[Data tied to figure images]

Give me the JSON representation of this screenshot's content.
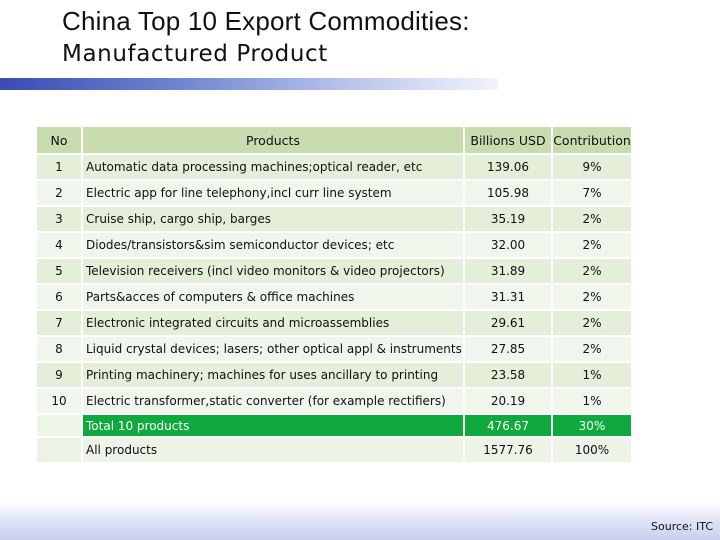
{
  "title": {
    "line1": "China Top 10 Export Commodities:",
    "line2": "Manufactured Product"
  },
  "table": {
    "headers": {
      "no": "No",
      "products": "Products",
      "usd": "Billions USD",
      "contribution": "Contribution"
    },
    "rows": [
      {
        "no": "1",
        "product": "Automatic data processing machines;optical reader, etc",
        "usd": "139.06",
        "pct": "9%"
      },
      {
        "no": "2",
        "product": "Electric app for line telephony,incl curr line system",
        "usd": "105.98",
        "pct": "7%"
      },
      {
        "no": "3",
        "product": "Cruise ship, cargo ship, barges",
        "usd": "35.19",
        "pct": "2%"
      },
      {
        "no": "4",
        "product": "Diodes/transistors&sim semiconductor devices; etc",
        "usd": "32.00",
        "pct": "2%"
      },
      {
        "no": "5",
        "product": "Television receivers (incl video monitors & video projectors)",
        "usd": "31.89",
        "pct": "2%"
      },
      {
        "no": "6",
        "product": "Parts&acces of computers & office machines",
        "usd": "31.31",
        "pct": "2%"
      },
      {
        "no": "7",
        "product": "Electronic integrated circuits and microassemblies",
        "usd": "29.61",
        "pct": "2%"
      },
      {
        "no": "8",
        "product": "Liquid crystal devices; lasers; other optical appl & instruments nes",
        "usd": "27.85",
        "pct": "2%"
      },
      {
        "no": "9",
        "product": "Printing machinery; machines for uses ancillary to printing",
        "usd": "23.58",
        "pct": "1%"
      },
      {
        "no": "10",
        "product": "Electric transformer,static converter (for example rectifiers)",
        "usd": "20.19",
        "pct": "1%"
      }
    ],
    "total": {
      "label": "Total 10 products",
      "usd": "476.67",
      "pct": "30%"
    },
    "all": {
      "label": "All products",
      "usd": "1577.76",
      "pct": "100%"
    }
  },
  "source": "Source: ITC",
  "colors": {
    "header_bg": "#c9dcb0",
    "row_odd_bg": "#e4eed8",
    "row_even_bg": "#f1f6ec",
    "total_bg": "#0eaa3d",
    "accent_bar": "#3a4bb4"
  }
}
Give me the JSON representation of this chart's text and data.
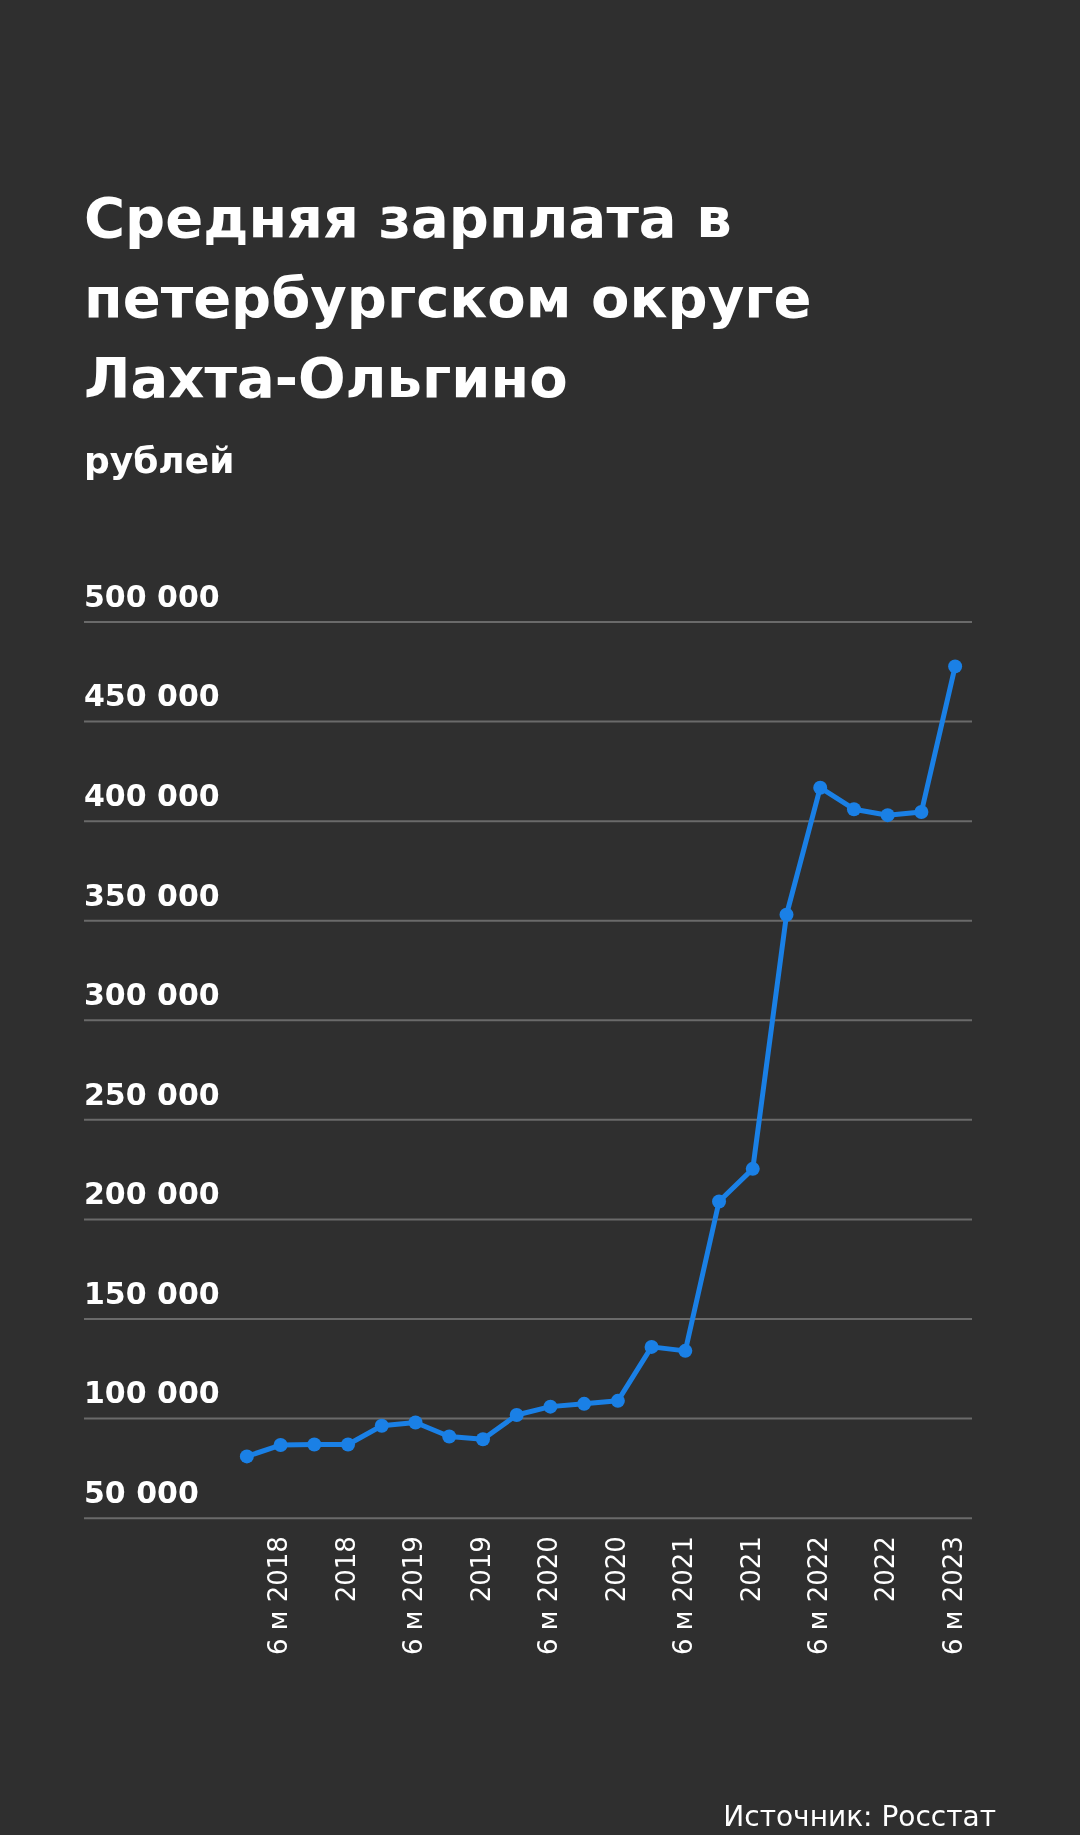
{
  "chart_data": {
    "type": "line",
    "title": "Средняя зарплата в петербургском округе Лахта-Ольгино",
    "subtitle": "рублей",
    "categories": [
      null,
      "6 м 2018",
      null,
      "2018",
      null,
      "6 м 2019",
      null,
      "2019",
      null,
      "6 м 2020",
      null,
      "2020",
      null,
      "6 м 2021",
      null,
      "2021",
      null,
      "6 м 2022",
      null,
      "2022",
      null,
      "6 м 2023"
    ],
    "series": [
      {
        "color": "#1a80e6",
        "values": [
          81000,
          86700,
          87000,
          87000,
          96400,
          98000,
          91000,
          89600,
          101800,
          106000,
          107400,
          108900,
          136000,
          134000,
          209000,
          225400,
          353000,
          416800,
          406000,
          403000,
          404600,
          477700
        ]
      }
    ],
    "ylim": [
      50000,
      500000
    ],
    "yticks": [
      {
        "value": 50000,
        "label": "50 000"
      },
      {
        "value": 100000,
        "label": "100 000"
      },
      {
        "value": 150000,
        "label": "150 000"
      },
      {
        "value": 200000,
        "label": "200 000"
      },
      {
        "value": 250000,
        "label": "250 000"
      },
      {
        "value": 300000,
        "label": "300 000"
      },
      {
        "value": 350000,
        "label": "350 000"
      },
      {
        "value": 400000,
        "label": "400 000"
      },
      {
        "value": 450000,
        "label": "450 000"
      },
      {
        "value": 500000,
        "label": "500 000"
      }
    ],
    "grid": "y",
    "marker": "circle",
    "line_style": "solid",
    "annotations": [
      "Источник: Росстат"
    ]
  }
}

▸ EXERCISE GOAL: State how many lines of the records hold the string "this", and nothing else.

▸ REPLY TO THE TASK: 2